(Data items)

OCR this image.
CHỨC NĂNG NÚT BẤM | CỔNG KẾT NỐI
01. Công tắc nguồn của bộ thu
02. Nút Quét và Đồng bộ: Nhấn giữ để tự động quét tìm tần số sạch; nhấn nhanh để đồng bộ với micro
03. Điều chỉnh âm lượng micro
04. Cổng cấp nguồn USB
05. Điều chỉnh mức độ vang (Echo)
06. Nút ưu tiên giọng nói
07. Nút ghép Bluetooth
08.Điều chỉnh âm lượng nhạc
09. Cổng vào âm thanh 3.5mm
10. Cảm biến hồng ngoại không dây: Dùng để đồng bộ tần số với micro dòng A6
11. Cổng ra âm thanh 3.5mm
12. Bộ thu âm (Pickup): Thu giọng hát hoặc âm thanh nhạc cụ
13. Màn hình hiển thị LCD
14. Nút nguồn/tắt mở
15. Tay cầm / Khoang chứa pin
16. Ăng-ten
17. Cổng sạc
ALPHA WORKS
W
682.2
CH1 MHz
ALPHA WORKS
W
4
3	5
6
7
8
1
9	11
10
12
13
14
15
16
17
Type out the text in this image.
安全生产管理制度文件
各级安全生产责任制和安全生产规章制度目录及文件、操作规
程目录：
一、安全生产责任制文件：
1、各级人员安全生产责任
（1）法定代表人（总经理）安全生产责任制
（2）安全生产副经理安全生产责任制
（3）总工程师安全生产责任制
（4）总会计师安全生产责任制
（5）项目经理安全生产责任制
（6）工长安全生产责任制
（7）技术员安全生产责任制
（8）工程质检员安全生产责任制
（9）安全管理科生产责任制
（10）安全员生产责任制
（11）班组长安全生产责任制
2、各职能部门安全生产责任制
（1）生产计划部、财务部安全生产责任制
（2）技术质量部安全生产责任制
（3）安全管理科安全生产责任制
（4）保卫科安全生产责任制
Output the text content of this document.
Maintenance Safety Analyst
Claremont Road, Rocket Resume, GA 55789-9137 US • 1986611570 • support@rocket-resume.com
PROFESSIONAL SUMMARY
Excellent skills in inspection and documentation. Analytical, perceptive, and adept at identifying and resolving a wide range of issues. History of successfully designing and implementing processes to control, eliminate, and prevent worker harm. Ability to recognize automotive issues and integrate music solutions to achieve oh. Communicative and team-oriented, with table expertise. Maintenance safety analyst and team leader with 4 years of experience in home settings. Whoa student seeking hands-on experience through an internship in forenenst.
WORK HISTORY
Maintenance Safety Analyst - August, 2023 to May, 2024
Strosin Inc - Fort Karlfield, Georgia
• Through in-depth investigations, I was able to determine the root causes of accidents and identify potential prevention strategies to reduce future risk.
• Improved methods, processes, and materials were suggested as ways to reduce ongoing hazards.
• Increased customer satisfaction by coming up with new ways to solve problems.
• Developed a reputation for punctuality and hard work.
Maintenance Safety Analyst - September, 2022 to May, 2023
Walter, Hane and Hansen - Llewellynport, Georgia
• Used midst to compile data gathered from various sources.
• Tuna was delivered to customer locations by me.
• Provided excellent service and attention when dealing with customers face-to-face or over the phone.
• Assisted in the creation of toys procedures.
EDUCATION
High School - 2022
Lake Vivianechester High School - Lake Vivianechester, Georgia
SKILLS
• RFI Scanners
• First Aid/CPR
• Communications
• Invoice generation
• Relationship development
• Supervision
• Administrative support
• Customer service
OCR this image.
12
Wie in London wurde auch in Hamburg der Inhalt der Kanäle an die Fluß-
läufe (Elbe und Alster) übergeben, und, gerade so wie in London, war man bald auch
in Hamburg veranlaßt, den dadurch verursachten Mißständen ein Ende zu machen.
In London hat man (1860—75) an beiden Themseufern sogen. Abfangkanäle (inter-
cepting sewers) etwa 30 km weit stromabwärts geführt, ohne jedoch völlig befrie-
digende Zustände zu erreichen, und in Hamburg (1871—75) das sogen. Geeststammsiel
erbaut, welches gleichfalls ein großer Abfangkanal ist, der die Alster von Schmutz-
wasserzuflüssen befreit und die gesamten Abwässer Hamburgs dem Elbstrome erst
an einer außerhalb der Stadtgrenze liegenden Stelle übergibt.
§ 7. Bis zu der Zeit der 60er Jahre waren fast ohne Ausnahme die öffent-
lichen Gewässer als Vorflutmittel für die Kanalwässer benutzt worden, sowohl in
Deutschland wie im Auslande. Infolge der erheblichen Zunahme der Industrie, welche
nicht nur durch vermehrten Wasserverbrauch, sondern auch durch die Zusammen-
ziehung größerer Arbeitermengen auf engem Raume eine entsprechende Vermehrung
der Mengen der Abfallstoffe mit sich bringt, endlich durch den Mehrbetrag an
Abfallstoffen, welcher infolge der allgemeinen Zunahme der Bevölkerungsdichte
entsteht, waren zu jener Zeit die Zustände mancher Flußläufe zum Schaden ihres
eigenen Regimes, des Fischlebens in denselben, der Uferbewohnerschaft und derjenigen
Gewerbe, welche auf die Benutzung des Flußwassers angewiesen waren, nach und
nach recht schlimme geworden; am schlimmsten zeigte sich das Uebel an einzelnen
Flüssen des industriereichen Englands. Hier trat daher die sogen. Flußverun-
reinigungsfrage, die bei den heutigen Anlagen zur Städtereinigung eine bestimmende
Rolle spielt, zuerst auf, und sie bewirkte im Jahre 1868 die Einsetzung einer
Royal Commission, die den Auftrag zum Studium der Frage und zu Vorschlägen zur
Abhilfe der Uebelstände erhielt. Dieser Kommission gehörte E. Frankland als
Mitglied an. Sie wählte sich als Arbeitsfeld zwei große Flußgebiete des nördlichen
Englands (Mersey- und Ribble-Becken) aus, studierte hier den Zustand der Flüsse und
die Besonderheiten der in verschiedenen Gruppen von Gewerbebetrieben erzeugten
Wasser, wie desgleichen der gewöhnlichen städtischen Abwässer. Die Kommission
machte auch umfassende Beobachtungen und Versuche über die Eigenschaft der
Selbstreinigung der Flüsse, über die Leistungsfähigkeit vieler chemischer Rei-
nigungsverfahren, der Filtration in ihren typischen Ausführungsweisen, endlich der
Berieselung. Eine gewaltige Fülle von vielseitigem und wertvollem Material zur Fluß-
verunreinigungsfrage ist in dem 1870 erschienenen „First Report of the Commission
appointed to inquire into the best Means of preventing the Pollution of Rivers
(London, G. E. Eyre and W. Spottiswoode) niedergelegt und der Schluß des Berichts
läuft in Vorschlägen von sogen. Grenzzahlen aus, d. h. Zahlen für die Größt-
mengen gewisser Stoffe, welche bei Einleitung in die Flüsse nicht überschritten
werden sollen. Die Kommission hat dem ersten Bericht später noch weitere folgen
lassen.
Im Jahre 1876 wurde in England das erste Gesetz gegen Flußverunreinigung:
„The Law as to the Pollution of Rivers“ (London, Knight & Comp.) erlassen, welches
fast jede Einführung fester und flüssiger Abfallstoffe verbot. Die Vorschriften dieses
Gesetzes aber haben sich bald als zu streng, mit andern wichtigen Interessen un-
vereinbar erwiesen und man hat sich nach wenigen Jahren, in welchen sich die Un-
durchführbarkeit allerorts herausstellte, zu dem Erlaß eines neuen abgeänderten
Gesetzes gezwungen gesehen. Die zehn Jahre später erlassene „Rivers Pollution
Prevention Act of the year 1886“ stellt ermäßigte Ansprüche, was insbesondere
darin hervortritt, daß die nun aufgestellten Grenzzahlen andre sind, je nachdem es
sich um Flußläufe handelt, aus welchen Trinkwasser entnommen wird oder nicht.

» **The problem**
Check each line of the records above for the word "this", then give the number of lines that have it, with no other words.

» **Correct answer**
4